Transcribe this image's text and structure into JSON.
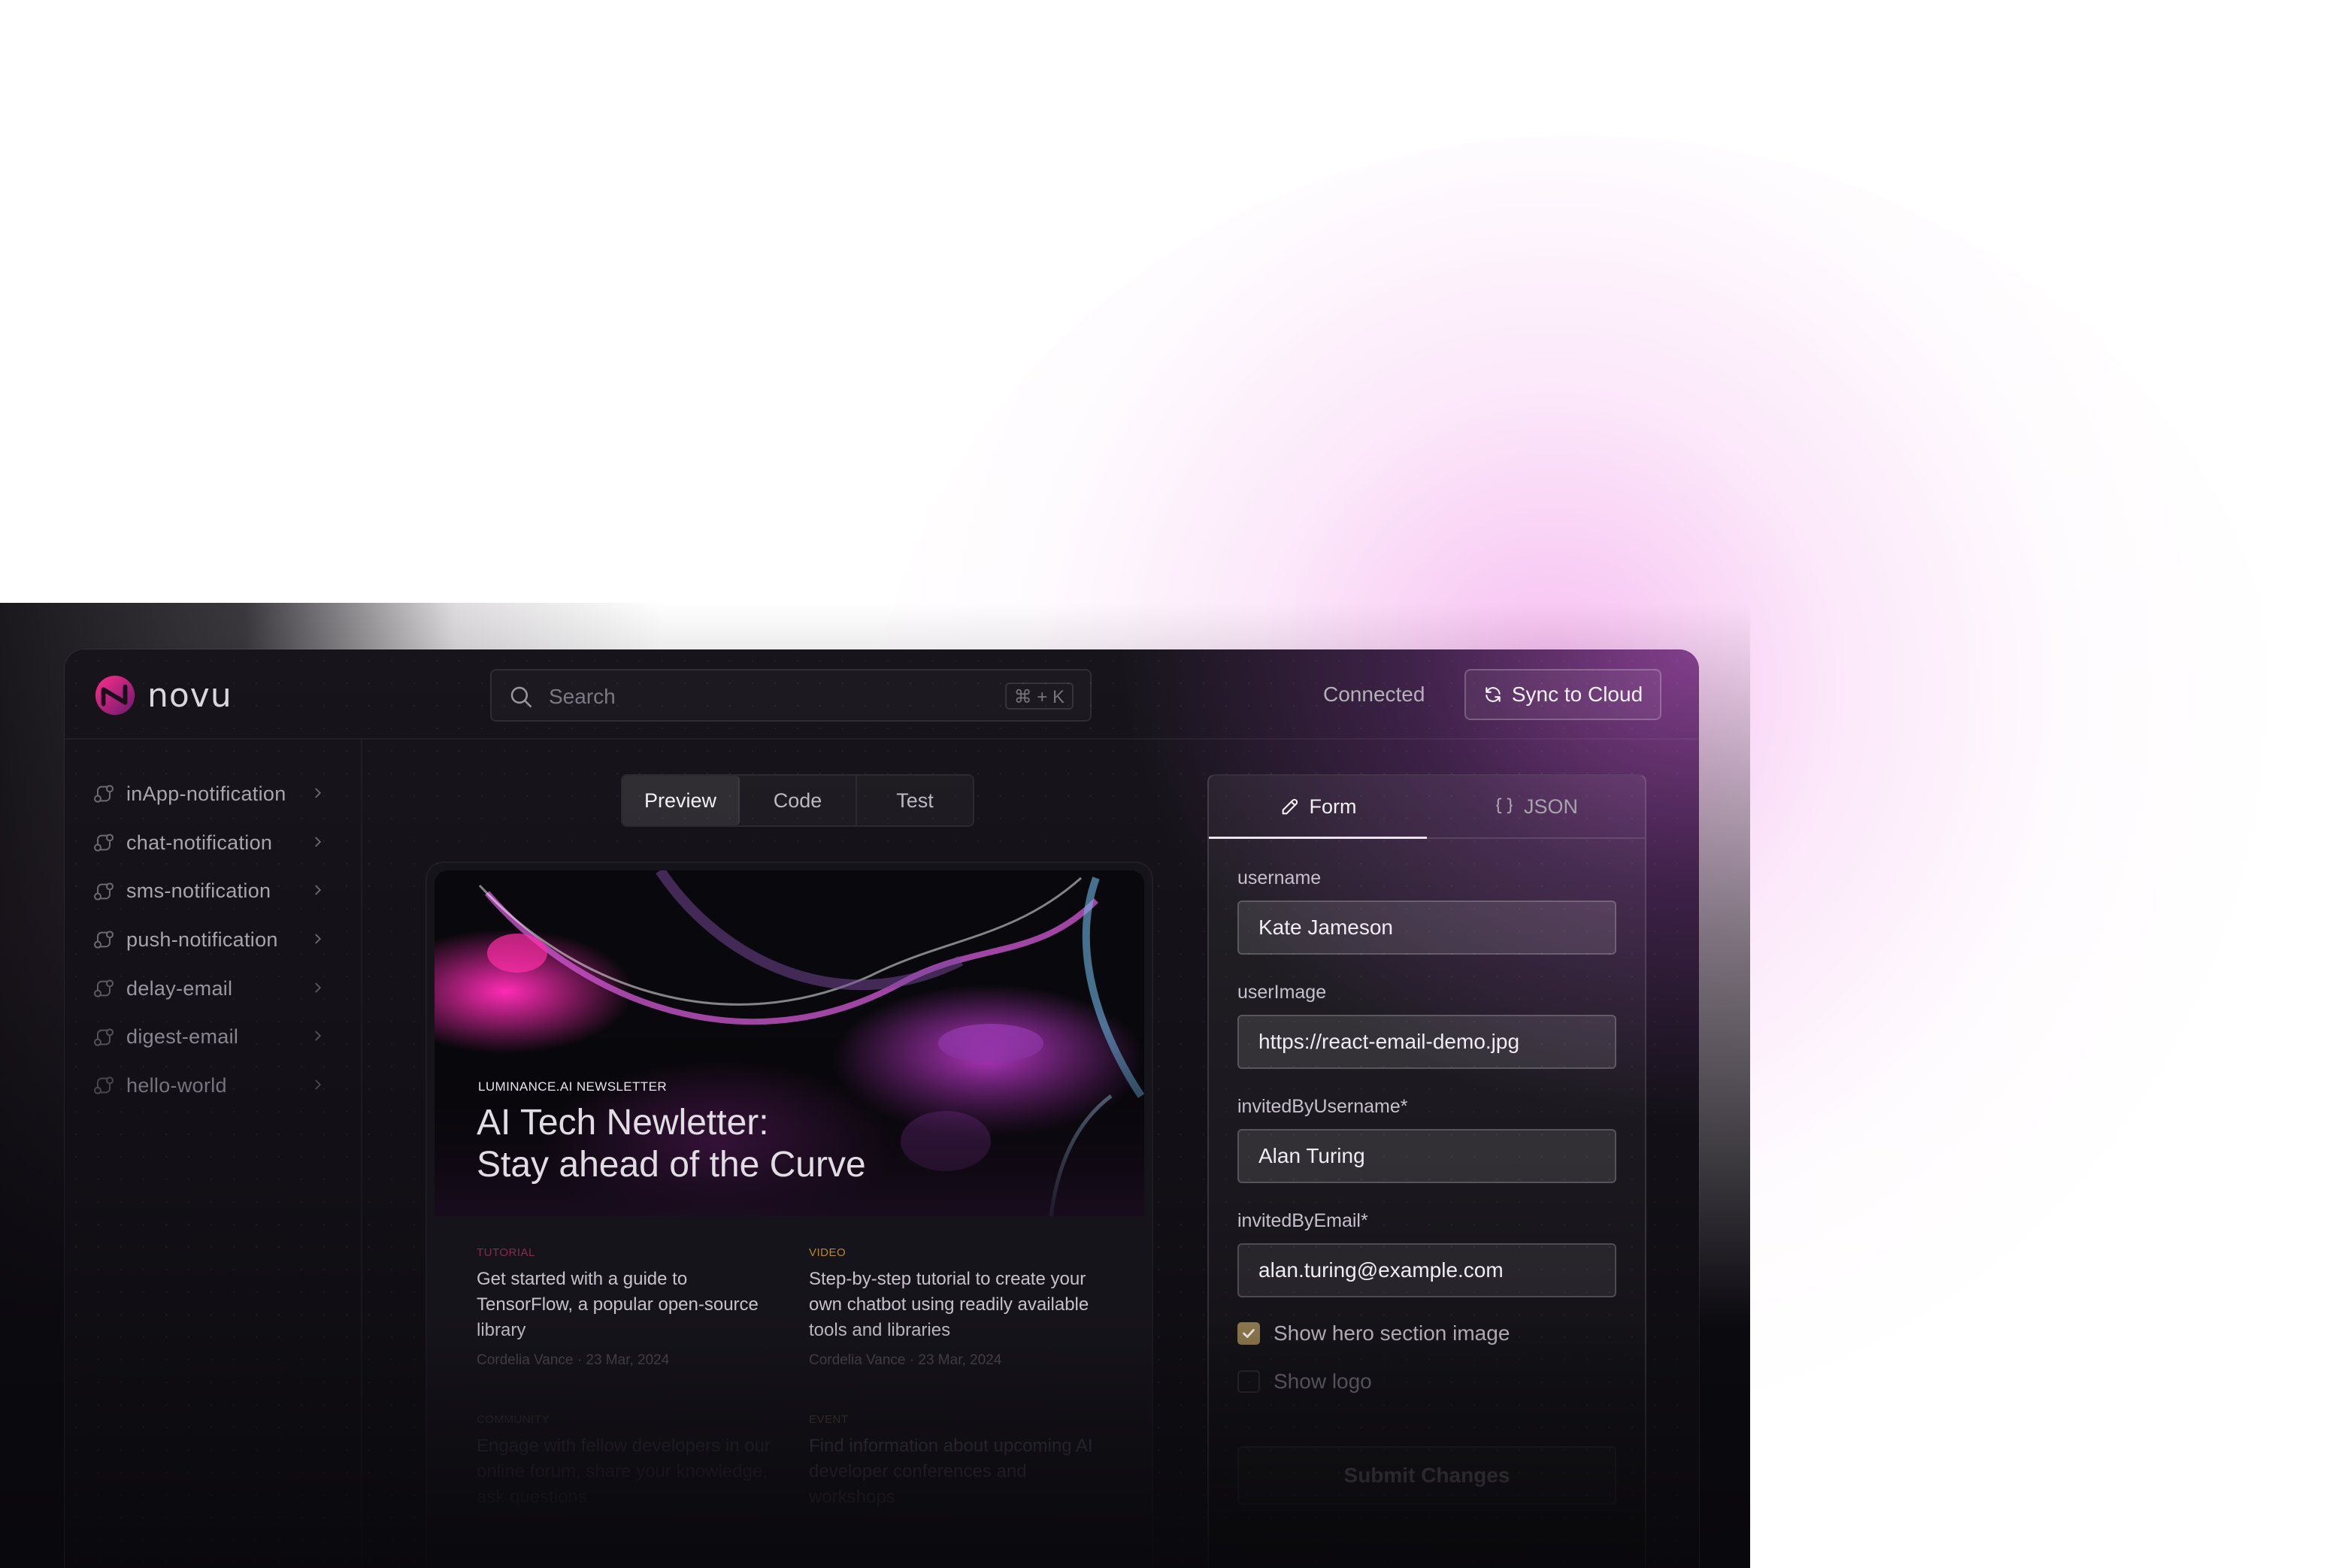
{
  "app": {
    "name": "novu"
  },
  "search": {
    "placeholder": "Search",
    "shortcut": "⌘ + K"
  },
  "header": {
    "status": "Connected",
    "sync_label": "Sync to Cloud"
  },
  "sidebar": {
    "items": [
      {
        "label": "inApp-notification"
      },
      {
        "label": "chat-notification"
      },
      {
        "label": "sms-notification"
      },
      {
        "label": "push-notification"
      },
      {
        "label": "delay-email"
      },
      {
        "label": "digest-email"
      },
      {
        "label": "hello-world"
      }
    ]
  },
  "preview_tabs": [
    {
      "label": "Preview",
      "active": true
    },
    {
      "label": "Code",
      "active": false
    },
    {
      "label": "Test",
      "active": false
    }
  ],
  "email": {
    "eyebrow": "LUMINANCE.AI NEWSLETTER",
    "title_line1": "AI Tech Newletter:",
    "title_line2": "Stay ahead of the Curve",
    "articles": [
      {
        "tag": "TUTORIAL",
        "tag_color": "#8a2a4a",
        "text": "Get started with a guide to TensorFlow, a popular open-source library",
        "meta": "Cordelia Vance · 23 Mar, 2024"
      },
      {
        "tag": "VIDEO",
        "tag_color": "#b8862c",
        "text": "Step-by-step tutorial to create your own chatbot using readily available tools and libraries",
        "meta": "Cordelia Vance · 23 Mar, 2024"
      },
      {
        "tag": "COMMUNITY",
        "tag_color": "#3a3640",
        "text": "Engage with fellow developers in our online forum, share your knowledge, ask questions",
        "meta": ""
      },
      {
        "tag": "EVENT",
        "tag_color": "#5a4a3a",
        "text": "Find information about upcoming AI developer conferences and workshops",
        "meta": ""
      }
    ]
  },
  "panel": {
    "tabs": [
      {
        "label": "Form",
        "icon": "pencil-icon",
        "active": true
      },
      {
        "label": "JSON",
        "icon": "braces-icon",
        "active": false
      }
    ],
    "fields": [
      {
        "label": "username",
        "value": "Kate Jameson"
      },
      {
        "label": "userImage",
        "value": "https://react-email-demo.jpg"
      },
      {
        "label": "invitedByUsername*",
        "value": "Alan Turing"
      },
      {
        "label": "invitedByEmail*",
        "value": "alan.turing@example.com"
      }
    ],
    "checkboxes": [
      {
        "label": "Show hero section image",
        "checked": true
      },
      {
        "label": "Show logo",
        "checked": false
      }
    ],
    "submit_label": "Submit Changes"
  },
  "colors": {
    "accent_pink": "#e0208a",
    "accent_purple": "#9a48a8",
    "checkbox": "#8f7b4f"
  }
}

────────────────────────────────────────

— DIRECTIONS FOR THIS TASK —
Which lines contain the word "active"? Return each of them.

— THE COMPLETED TASK —
      "active": true
      "active": false
      "active": false
        "active": true
        "active": false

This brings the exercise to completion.